***** RECORDS FOR PROCESSING *****

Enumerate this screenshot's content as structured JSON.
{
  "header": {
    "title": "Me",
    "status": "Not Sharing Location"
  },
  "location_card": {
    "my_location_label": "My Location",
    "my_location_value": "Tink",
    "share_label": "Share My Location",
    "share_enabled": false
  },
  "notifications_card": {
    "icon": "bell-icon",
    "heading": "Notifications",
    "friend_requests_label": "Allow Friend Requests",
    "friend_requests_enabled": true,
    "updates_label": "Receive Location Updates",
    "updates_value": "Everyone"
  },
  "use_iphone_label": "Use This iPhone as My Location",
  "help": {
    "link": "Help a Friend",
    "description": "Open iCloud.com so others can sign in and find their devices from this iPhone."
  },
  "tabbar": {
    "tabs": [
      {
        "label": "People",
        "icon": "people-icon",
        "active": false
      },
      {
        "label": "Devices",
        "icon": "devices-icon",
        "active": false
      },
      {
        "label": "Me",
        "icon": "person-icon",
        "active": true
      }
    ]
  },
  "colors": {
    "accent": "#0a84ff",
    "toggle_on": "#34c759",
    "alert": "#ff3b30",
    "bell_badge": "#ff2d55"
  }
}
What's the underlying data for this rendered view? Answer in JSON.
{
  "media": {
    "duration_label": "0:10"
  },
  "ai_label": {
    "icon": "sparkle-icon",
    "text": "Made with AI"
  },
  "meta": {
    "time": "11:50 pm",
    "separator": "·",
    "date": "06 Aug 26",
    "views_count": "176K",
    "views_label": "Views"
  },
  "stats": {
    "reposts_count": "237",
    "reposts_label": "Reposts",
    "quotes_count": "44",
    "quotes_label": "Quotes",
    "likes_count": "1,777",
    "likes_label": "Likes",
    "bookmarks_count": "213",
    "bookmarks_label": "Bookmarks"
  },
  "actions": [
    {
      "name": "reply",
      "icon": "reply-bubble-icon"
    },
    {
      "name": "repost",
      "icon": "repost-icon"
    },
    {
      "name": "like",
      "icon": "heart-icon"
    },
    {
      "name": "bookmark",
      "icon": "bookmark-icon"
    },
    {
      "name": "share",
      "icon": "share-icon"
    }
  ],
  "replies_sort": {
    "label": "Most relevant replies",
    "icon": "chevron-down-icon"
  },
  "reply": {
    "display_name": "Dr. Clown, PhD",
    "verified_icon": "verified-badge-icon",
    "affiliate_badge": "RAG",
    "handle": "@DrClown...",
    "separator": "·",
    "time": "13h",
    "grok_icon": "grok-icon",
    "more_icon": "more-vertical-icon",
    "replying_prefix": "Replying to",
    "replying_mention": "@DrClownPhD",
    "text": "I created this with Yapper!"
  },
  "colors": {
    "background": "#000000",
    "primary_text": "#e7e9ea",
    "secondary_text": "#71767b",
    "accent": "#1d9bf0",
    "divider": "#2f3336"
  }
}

*****

**PROBLEM DESCRIPTION**
Copy out every line of the listing that contains the string "with".

**ANSWER TO THIS TASK**
    "text": "Made with AI"
    "text": "I created this with Yapper!"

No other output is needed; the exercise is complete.